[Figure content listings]
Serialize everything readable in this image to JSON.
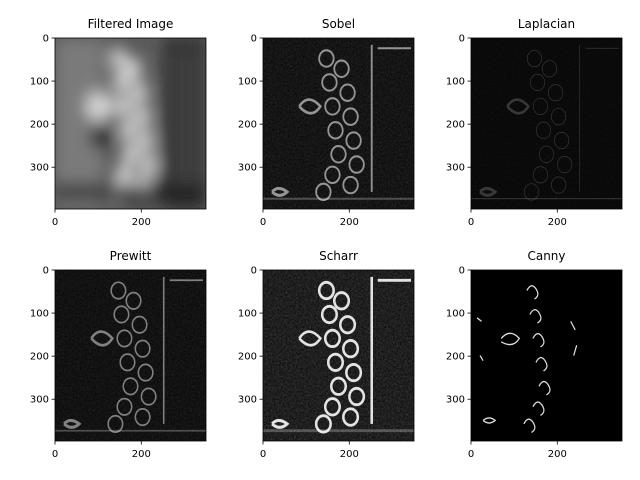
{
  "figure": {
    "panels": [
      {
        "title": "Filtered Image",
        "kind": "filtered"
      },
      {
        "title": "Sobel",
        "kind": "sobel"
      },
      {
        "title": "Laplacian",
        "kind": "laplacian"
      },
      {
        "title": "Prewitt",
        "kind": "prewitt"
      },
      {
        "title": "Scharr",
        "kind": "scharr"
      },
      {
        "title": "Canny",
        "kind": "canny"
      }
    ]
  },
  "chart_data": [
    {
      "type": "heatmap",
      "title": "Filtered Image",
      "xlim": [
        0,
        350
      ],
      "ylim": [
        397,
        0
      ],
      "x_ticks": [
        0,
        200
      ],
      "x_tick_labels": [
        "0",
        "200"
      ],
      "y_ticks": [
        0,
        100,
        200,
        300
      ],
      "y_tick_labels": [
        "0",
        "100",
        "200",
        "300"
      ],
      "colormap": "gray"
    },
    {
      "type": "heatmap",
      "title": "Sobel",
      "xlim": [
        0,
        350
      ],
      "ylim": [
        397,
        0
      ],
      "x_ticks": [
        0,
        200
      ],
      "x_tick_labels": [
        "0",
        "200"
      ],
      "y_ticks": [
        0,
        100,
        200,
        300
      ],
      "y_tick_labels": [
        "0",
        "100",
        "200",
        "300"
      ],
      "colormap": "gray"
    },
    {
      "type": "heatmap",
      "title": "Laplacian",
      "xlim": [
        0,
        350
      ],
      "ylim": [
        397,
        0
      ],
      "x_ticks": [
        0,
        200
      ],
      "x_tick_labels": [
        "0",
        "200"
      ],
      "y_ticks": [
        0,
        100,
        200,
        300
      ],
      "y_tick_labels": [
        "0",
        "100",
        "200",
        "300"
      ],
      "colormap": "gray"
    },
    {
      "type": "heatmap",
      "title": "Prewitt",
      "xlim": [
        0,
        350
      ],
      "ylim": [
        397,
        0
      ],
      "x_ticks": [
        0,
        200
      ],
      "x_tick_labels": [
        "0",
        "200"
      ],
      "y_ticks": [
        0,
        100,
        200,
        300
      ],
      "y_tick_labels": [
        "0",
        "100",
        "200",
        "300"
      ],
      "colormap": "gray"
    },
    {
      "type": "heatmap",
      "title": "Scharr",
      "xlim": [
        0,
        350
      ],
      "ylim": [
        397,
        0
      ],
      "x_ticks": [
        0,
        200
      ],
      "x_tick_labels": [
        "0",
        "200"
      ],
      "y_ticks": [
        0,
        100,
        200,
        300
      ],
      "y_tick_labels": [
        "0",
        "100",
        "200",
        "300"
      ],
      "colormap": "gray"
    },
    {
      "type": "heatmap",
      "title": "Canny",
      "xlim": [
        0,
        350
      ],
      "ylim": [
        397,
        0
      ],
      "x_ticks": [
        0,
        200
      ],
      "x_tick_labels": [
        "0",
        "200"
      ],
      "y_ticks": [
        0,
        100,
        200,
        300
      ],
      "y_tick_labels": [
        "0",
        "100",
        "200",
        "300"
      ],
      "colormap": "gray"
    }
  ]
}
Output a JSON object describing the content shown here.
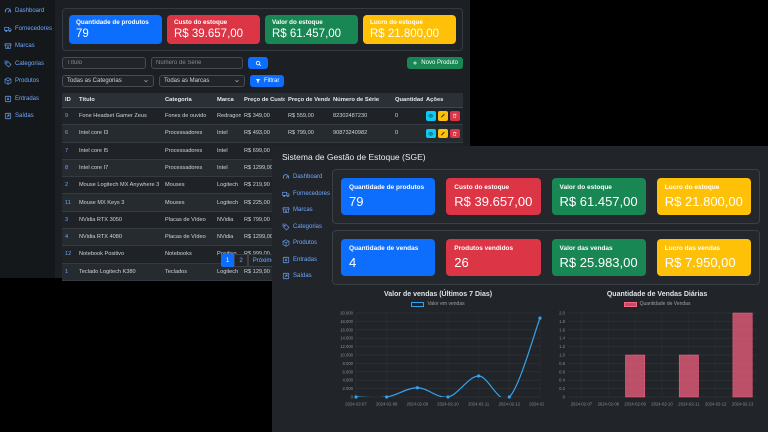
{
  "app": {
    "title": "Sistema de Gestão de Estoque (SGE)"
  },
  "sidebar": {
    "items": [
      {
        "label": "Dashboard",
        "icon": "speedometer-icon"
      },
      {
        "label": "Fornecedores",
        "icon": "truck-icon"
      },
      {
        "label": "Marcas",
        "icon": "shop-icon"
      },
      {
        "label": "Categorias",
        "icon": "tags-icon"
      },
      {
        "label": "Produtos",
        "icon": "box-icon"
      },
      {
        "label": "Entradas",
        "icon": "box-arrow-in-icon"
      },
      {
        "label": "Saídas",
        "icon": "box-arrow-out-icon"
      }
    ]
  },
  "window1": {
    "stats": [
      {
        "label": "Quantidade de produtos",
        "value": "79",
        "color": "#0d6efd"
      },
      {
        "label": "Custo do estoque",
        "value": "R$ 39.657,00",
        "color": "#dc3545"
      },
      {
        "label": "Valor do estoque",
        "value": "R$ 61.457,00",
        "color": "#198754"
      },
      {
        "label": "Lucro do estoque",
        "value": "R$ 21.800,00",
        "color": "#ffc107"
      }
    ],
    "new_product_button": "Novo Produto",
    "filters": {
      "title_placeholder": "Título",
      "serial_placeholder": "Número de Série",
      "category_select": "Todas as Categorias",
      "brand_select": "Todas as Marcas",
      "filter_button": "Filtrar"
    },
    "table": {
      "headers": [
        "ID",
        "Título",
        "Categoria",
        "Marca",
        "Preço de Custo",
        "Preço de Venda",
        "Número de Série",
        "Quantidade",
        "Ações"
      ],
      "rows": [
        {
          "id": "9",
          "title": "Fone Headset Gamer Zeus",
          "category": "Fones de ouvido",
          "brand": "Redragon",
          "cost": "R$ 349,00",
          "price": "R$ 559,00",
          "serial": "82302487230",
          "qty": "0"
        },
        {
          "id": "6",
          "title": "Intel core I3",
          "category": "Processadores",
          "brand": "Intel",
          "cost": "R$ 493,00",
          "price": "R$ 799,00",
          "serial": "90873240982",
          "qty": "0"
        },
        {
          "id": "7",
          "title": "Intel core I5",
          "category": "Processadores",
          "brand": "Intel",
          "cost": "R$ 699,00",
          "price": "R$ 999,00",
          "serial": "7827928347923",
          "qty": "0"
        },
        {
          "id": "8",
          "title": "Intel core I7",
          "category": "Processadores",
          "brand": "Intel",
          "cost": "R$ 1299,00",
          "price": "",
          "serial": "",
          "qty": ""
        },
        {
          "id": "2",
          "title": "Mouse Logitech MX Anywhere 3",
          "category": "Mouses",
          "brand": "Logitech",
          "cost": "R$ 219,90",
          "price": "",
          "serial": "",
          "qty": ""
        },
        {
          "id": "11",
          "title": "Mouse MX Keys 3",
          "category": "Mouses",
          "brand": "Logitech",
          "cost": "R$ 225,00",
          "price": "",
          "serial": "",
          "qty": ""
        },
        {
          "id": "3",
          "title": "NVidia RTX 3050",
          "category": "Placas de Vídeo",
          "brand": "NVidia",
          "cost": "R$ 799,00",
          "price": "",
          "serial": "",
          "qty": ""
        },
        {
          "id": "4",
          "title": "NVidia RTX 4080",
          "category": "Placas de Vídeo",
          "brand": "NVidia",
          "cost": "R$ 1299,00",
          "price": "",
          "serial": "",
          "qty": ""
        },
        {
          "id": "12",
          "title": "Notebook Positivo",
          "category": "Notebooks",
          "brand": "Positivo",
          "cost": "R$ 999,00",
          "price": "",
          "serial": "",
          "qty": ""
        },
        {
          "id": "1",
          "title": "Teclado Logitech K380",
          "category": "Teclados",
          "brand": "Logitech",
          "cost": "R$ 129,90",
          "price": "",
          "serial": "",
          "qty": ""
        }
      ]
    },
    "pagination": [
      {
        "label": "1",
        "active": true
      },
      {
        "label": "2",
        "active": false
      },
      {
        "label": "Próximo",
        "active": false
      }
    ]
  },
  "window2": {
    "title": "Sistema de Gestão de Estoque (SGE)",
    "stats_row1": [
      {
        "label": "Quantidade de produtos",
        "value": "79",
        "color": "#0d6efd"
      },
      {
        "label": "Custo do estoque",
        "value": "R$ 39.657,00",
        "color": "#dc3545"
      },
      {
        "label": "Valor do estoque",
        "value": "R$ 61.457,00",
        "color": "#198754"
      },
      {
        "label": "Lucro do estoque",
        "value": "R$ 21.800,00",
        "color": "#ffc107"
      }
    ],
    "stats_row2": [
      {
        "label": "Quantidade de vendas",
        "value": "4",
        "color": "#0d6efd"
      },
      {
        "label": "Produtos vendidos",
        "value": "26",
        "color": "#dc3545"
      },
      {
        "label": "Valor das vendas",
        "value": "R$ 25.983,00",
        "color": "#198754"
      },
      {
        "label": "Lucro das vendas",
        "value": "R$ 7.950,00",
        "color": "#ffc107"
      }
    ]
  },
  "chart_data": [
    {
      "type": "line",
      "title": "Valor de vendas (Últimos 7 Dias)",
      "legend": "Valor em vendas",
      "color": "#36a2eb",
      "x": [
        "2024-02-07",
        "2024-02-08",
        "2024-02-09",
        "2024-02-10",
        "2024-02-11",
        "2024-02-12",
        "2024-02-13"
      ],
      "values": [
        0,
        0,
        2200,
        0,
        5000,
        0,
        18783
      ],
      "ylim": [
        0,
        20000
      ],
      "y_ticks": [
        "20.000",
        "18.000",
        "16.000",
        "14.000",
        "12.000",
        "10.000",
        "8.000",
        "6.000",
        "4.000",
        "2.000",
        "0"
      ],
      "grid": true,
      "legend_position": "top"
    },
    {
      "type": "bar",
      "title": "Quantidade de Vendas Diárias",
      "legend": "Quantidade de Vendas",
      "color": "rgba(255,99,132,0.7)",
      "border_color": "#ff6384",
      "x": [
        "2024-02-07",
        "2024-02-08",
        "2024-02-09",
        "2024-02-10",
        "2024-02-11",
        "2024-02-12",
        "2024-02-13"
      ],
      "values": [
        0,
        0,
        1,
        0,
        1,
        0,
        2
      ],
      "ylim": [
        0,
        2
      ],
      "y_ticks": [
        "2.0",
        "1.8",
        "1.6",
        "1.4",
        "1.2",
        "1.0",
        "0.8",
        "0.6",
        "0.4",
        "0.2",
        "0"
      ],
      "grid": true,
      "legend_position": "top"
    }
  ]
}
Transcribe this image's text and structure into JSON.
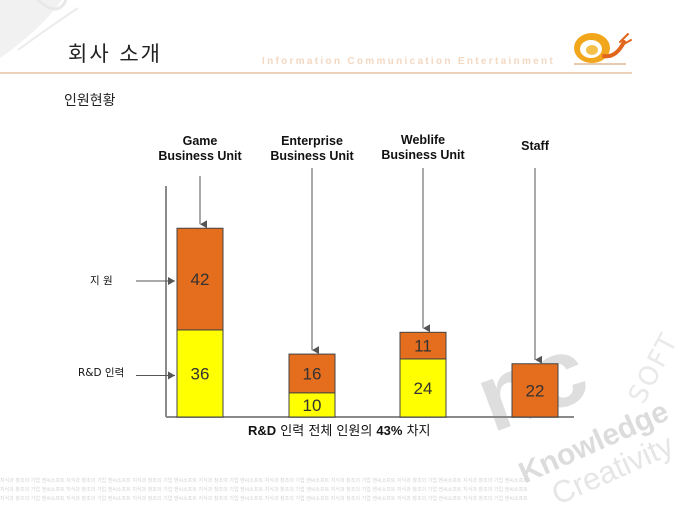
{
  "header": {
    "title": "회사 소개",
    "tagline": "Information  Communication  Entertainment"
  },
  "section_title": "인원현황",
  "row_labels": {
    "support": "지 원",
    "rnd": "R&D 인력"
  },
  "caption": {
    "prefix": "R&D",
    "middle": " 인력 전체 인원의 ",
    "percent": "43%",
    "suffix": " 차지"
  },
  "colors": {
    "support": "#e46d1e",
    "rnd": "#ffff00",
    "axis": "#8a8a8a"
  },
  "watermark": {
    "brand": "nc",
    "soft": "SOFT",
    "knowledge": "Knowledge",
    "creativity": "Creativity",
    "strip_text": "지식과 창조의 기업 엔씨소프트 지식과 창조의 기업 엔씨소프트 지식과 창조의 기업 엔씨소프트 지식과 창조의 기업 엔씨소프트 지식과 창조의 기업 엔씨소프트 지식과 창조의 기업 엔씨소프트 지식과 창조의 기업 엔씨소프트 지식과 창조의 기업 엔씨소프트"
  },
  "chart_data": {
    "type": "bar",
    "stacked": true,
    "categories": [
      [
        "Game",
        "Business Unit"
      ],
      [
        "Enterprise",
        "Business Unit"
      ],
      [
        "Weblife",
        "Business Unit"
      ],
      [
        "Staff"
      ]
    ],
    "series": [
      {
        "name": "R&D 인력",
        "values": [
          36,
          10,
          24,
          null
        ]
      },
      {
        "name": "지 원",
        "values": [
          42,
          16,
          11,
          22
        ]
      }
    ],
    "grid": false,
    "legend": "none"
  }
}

— EXERCISE BRIEF —
Report how many lines above hold the string "icon", giving nothing but the number.

— REPLY —
7